— Start Extracted entries —

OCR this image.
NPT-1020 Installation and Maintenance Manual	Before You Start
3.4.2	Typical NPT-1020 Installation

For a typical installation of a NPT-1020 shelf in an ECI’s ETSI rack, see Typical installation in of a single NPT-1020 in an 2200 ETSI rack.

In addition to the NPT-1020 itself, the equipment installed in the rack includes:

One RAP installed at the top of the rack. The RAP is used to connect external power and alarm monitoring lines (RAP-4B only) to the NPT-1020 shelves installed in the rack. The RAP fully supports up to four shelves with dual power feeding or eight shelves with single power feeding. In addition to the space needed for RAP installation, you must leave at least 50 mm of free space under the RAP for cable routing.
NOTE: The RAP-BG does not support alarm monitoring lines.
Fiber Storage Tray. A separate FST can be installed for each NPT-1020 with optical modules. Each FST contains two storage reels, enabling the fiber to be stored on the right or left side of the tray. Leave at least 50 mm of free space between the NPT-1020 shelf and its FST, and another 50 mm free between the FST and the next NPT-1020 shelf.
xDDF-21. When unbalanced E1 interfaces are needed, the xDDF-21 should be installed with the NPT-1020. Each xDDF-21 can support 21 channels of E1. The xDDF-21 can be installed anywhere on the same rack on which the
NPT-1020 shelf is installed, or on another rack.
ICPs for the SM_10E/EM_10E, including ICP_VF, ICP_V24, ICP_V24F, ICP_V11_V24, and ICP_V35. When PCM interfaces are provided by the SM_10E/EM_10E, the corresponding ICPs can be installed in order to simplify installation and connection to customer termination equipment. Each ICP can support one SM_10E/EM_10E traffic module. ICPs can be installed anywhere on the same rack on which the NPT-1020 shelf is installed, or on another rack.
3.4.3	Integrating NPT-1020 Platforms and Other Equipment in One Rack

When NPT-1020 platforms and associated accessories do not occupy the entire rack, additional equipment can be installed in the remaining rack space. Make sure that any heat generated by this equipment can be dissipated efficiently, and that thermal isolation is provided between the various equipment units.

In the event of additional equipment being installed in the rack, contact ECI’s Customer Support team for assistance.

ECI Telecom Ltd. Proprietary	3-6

— End Extracted entries —

- _Challenge_: Report only how many lines in the records contain the word "monitoring".

- _Response to this task_: 2